*What the exercise asks*
Lines holding the string "гироуспокойтель" are the ones to copy; find them all in the data.

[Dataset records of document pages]
***

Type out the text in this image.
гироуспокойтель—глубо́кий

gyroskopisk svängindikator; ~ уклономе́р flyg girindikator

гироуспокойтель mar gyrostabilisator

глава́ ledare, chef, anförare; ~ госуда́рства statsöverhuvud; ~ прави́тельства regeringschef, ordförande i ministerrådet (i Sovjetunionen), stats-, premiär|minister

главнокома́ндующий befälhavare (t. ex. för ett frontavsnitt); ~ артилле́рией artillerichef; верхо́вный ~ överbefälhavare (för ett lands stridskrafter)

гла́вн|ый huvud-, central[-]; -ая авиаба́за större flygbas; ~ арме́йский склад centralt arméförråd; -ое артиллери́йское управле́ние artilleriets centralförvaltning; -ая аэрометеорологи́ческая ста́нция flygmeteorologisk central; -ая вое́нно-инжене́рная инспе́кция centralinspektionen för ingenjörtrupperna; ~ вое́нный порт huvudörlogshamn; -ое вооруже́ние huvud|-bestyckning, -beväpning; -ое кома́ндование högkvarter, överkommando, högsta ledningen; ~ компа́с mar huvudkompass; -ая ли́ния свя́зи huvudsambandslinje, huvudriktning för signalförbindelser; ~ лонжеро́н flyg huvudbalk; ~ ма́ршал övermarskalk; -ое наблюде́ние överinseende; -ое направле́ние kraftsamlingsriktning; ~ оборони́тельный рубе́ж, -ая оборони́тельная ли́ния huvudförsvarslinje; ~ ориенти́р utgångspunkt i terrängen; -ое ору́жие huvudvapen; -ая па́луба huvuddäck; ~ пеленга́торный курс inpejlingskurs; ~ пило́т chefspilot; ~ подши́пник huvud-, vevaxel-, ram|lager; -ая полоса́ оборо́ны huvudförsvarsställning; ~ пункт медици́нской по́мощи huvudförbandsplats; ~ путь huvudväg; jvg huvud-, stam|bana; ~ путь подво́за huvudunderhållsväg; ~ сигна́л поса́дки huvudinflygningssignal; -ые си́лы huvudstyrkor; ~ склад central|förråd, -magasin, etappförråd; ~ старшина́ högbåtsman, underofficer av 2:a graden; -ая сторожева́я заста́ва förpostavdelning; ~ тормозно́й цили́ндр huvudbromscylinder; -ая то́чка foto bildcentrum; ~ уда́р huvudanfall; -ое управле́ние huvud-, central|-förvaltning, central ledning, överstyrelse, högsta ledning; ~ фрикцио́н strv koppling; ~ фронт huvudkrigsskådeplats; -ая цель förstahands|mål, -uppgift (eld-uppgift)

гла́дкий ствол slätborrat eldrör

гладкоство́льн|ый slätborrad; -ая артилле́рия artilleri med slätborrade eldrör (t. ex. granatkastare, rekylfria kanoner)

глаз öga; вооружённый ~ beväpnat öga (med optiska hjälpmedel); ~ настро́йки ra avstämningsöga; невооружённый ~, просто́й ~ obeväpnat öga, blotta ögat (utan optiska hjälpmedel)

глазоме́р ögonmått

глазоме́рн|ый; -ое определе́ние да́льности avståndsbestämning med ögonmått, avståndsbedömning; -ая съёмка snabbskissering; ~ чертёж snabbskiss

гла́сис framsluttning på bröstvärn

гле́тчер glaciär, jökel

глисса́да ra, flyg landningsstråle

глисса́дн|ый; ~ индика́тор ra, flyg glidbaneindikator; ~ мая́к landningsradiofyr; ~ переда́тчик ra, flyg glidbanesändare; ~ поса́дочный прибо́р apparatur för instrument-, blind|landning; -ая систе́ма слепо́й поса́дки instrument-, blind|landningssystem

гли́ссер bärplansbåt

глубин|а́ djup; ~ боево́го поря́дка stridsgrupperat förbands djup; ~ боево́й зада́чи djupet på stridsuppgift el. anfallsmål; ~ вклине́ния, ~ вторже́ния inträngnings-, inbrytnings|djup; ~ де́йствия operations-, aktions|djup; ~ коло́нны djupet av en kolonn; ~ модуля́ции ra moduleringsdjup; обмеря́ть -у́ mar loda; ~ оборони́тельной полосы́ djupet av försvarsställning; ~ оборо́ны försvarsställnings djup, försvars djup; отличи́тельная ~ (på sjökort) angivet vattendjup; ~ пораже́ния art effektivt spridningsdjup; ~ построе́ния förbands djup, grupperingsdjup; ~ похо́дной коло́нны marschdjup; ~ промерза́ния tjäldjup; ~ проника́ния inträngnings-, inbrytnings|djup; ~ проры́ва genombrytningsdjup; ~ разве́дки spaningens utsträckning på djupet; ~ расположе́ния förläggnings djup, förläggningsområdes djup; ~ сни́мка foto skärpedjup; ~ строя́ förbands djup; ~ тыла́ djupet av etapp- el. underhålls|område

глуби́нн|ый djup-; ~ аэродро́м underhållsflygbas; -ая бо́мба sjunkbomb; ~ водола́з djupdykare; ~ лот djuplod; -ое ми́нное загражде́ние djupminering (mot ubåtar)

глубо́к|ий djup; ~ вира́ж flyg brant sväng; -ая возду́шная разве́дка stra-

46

***

*Completed exercise*
гироуспокойтель—глубо́кий
гироуспокойтель mar gyrostabilisator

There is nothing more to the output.